Task details:
Report each line of the data that includes the word "客观题可用".

** begin Material for this task **

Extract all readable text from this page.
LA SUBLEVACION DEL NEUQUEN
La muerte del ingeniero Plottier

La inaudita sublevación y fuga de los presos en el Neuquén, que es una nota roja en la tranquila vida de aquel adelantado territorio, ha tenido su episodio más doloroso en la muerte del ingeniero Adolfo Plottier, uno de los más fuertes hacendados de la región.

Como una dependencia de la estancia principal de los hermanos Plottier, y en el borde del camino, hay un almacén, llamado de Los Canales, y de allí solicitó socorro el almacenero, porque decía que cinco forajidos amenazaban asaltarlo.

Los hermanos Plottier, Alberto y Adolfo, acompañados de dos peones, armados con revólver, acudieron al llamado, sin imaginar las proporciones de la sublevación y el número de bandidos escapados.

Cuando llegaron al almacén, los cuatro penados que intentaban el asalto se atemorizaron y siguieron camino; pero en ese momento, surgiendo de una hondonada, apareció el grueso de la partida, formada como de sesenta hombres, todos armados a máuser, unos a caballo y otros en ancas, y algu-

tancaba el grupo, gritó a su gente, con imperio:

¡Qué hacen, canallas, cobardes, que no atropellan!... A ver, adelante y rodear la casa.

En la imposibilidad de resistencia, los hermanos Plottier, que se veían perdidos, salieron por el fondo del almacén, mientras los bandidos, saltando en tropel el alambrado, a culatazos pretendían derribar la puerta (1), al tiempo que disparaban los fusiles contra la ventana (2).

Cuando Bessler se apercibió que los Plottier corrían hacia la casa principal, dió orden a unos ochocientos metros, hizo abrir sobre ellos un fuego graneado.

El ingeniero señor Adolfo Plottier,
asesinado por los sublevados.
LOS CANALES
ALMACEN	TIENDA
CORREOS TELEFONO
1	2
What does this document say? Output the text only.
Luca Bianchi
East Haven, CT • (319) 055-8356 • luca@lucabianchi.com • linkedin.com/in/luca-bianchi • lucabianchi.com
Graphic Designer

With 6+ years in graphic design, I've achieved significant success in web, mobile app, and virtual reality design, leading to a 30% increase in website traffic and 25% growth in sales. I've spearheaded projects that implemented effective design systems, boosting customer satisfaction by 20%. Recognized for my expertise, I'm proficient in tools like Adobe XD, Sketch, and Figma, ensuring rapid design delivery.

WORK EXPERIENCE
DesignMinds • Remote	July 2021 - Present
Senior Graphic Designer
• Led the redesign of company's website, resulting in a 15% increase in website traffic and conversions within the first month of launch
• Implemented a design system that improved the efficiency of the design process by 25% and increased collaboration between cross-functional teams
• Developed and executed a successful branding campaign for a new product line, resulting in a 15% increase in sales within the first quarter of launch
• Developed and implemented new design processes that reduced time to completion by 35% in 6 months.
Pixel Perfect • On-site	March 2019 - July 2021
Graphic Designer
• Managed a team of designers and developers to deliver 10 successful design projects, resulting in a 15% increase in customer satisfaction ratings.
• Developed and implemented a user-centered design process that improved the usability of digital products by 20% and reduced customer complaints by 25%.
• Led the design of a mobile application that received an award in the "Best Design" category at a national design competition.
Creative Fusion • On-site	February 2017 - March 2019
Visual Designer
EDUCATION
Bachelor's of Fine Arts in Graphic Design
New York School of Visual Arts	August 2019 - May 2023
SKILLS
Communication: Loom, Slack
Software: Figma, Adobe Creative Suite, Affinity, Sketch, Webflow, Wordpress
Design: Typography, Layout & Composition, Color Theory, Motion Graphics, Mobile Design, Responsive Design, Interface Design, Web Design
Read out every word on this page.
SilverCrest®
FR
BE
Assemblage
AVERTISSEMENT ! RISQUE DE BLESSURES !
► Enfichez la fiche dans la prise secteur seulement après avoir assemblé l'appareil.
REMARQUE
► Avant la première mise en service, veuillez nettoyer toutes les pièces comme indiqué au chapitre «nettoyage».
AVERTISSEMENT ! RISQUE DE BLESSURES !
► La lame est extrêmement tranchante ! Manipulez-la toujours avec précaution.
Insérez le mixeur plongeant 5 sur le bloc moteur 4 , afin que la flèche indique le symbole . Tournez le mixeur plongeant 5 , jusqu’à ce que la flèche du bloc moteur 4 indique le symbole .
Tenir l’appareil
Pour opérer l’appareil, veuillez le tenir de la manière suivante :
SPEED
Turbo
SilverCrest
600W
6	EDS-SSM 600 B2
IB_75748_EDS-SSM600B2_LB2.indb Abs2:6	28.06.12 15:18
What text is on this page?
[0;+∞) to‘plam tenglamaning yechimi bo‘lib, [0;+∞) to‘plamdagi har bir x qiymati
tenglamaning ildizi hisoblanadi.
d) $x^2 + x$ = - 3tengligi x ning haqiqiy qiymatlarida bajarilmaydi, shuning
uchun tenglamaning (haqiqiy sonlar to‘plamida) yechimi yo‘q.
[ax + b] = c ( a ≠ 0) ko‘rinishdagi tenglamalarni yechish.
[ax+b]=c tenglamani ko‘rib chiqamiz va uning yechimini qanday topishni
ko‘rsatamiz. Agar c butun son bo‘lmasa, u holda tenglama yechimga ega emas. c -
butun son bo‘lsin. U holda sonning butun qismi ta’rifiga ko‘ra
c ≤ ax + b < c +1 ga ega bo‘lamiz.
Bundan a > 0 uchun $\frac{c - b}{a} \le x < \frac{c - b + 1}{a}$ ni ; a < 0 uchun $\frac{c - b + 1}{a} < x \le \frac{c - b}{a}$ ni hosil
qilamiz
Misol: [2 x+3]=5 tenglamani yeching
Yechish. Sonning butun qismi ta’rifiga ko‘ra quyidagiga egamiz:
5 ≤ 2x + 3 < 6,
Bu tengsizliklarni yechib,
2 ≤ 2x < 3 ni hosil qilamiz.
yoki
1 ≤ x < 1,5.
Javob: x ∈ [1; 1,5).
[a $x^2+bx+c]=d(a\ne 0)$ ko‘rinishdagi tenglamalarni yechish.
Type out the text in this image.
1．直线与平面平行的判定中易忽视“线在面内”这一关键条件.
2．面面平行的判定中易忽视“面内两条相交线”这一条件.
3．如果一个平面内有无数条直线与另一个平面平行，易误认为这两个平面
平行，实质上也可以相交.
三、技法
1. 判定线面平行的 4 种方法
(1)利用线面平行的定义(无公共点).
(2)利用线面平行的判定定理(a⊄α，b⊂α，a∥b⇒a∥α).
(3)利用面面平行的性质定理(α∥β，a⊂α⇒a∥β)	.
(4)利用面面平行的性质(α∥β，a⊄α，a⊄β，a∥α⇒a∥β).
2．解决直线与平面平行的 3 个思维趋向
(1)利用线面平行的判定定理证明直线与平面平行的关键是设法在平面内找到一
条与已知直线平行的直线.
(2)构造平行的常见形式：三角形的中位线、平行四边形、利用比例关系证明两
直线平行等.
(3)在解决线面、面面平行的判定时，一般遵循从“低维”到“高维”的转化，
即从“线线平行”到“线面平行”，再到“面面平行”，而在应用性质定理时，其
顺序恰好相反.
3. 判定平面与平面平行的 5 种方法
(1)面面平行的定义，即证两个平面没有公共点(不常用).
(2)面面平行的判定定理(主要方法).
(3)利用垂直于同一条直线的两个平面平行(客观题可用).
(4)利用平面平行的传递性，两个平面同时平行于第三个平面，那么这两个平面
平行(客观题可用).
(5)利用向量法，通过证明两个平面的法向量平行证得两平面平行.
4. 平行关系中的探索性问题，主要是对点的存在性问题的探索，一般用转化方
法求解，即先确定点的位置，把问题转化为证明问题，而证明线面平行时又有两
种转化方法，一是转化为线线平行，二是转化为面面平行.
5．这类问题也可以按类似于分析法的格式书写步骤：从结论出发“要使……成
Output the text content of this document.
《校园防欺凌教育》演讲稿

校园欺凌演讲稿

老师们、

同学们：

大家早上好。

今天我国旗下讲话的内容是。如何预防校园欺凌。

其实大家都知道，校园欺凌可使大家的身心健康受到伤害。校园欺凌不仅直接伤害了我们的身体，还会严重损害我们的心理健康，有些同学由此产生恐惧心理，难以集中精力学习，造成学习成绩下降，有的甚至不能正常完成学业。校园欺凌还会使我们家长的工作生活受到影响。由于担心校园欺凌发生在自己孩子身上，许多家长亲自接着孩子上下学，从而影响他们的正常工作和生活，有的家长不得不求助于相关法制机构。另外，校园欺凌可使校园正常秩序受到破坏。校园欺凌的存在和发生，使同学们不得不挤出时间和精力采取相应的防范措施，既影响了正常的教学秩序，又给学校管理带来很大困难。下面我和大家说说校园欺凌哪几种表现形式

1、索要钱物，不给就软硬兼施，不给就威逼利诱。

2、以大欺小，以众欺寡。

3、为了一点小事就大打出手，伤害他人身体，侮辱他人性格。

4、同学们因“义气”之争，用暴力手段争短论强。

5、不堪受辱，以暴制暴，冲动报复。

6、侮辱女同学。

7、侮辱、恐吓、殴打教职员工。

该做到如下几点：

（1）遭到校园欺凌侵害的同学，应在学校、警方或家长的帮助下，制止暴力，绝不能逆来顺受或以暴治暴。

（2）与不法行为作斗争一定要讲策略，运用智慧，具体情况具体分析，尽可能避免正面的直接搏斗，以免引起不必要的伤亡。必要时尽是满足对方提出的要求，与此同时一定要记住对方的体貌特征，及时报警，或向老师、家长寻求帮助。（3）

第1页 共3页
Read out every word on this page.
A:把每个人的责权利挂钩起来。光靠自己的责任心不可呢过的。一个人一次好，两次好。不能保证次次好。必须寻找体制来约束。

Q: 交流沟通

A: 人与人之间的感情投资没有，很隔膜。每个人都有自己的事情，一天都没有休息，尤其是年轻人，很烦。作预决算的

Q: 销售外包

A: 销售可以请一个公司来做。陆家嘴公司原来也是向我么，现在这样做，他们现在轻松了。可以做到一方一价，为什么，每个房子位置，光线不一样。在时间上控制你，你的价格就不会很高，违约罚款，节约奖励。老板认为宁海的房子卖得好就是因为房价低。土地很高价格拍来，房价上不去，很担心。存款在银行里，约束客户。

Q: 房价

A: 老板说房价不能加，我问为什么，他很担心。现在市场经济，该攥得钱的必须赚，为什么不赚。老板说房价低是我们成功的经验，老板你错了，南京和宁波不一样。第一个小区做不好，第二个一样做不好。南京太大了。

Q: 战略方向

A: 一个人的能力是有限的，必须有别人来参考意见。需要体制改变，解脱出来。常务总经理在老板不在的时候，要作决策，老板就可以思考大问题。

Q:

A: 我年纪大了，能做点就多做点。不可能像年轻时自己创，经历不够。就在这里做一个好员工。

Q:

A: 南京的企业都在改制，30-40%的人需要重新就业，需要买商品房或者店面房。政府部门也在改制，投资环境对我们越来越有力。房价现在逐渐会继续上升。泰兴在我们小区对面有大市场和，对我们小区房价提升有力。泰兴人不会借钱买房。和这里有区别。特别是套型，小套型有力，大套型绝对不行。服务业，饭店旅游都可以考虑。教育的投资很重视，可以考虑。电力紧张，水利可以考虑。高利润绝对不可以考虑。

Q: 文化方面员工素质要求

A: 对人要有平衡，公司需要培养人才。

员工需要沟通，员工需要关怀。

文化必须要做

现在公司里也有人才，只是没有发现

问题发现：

** end Material for this task **

Written reply:
(3)利用垂直于同一条直线的两个平面平行(客观题可用).
平行(客观题可用).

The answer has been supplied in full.